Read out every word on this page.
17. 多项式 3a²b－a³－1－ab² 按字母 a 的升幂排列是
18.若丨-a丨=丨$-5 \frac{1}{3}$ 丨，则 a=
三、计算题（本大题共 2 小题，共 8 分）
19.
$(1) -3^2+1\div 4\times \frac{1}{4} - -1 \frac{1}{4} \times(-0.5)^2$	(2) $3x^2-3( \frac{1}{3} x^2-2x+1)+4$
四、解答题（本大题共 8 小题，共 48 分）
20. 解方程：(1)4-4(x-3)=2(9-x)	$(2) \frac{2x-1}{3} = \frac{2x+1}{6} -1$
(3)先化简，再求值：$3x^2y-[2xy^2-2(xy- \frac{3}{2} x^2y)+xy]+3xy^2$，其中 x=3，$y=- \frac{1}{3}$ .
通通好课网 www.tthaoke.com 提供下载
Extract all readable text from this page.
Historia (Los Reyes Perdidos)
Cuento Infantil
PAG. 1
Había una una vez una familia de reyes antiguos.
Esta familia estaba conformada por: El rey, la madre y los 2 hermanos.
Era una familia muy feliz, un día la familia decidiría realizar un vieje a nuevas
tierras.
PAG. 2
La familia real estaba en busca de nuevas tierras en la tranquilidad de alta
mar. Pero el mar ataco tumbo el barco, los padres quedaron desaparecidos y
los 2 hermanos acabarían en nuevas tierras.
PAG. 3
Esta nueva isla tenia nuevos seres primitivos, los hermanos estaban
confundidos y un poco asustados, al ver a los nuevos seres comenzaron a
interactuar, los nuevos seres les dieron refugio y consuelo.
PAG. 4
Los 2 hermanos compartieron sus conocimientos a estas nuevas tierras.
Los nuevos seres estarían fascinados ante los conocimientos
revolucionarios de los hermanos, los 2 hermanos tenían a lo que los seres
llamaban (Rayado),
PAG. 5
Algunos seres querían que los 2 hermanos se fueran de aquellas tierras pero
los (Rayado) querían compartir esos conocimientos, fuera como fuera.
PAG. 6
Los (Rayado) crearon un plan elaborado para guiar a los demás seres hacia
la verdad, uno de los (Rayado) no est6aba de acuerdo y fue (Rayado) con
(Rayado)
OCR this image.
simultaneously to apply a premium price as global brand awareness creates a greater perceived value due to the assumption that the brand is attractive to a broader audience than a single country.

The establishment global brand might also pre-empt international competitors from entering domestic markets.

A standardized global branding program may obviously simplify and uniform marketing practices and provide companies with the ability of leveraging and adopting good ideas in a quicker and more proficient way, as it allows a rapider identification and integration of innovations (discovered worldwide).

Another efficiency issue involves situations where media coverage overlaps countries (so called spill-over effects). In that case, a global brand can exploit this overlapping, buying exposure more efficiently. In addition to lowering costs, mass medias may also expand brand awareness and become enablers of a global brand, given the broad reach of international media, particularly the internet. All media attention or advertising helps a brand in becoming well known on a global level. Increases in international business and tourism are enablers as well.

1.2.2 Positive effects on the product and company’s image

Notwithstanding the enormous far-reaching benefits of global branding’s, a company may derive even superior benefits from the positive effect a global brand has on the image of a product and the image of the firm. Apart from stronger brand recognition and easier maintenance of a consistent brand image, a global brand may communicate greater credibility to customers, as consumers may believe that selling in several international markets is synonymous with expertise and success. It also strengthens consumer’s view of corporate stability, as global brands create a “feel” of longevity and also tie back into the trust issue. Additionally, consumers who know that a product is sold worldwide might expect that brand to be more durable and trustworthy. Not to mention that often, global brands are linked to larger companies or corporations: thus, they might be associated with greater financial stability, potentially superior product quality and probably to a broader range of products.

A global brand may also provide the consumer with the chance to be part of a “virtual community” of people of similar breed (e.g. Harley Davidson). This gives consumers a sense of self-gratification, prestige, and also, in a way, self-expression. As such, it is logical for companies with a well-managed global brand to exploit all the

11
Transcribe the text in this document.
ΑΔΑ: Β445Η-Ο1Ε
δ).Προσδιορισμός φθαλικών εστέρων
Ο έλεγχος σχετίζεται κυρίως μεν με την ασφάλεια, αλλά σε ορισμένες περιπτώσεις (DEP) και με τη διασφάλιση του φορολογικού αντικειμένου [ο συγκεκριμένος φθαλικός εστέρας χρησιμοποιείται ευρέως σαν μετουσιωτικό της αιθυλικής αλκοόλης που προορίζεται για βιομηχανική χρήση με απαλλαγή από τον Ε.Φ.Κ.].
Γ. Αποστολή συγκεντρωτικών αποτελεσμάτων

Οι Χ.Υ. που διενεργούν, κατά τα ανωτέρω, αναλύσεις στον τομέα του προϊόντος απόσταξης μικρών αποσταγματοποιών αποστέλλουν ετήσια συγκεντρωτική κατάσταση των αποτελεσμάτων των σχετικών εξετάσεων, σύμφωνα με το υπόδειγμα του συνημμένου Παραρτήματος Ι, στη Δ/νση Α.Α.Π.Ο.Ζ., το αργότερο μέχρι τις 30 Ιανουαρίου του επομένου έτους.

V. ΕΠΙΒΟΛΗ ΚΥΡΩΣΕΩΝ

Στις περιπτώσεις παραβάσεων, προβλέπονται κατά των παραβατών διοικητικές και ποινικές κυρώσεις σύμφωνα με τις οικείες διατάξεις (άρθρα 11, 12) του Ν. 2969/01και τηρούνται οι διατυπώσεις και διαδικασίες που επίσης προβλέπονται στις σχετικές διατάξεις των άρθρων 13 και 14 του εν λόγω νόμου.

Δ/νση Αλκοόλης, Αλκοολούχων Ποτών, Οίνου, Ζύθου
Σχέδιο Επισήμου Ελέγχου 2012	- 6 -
-------------------------
Each line of the material above either contains the word "familia" or does not; state how many do, and nothing else.

4